> _What to work on_: From the entries below, pull out each line where "derover" appears.

++++++++++

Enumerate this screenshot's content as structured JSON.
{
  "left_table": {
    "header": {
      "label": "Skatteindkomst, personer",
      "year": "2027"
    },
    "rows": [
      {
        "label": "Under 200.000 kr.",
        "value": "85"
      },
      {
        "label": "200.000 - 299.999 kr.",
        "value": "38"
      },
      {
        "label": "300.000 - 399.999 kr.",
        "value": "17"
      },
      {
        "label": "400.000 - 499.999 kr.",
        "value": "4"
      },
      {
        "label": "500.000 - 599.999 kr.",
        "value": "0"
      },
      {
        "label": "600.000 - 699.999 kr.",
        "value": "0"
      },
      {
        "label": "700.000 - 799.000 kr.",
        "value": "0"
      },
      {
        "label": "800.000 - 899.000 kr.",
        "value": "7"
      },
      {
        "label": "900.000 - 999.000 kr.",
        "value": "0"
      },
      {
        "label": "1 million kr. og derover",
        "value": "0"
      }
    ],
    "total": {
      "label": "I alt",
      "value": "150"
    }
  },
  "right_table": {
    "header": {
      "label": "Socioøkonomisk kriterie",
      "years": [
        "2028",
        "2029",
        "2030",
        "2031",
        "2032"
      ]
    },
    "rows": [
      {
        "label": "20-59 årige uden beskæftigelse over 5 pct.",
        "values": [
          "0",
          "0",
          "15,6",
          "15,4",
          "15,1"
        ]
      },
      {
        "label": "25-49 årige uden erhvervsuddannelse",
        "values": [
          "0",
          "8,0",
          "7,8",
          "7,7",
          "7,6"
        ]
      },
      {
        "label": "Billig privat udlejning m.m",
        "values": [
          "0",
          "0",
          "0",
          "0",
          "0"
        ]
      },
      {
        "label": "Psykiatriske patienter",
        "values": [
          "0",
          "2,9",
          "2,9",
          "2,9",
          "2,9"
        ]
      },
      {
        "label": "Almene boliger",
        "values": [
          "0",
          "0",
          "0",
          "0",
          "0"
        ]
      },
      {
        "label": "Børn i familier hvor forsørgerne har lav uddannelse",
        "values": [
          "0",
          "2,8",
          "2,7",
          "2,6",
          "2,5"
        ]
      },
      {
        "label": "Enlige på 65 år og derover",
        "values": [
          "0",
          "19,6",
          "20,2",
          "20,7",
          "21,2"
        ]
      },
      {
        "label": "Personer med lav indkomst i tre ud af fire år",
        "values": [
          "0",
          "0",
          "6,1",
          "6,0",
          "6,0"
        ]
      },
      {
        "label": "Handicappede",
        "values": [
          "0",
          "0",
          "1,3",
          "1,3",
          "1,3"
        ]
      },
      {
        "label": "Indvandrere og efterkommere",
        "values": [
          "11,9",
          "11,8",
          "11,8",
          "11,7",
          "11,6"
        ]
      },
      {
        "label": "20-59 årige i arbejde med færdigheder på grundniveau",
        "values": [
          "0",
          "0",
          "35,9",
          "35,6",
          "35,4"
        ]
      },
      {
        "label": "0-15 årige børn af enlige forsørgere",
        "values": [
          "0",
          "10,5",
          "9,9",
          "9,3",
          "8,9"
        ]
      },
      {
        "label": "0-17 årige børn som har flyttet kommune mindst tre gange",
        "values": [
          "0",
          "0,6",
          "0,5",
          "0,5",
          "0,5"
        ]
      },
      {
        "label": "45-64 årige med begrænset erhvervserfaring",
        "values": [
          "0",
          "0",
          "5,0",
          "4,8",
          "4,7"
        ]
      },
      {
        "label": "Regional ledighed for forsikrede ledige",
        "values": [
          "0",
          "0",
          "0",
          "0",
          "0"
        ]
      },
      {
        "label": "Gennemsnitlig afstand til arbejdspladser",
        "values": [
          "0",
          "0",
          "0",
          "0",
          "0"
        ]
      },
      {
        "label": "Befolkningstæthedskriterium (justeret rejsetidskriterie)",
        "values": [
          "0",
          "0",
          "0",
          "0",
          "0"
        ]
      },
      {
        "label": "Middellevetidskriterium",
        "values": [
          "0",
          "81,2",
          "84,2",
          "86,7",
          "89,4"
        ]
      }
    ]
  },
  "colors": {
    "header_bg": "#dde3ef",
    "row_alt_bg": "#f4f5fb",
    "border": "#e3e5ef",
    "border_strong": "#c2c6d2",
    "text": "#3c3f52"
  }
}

++++++++++

> _Response for this exercise_:
        "label": "1 million kr. og derover",
        "label": "Enlige på 65 år og derover",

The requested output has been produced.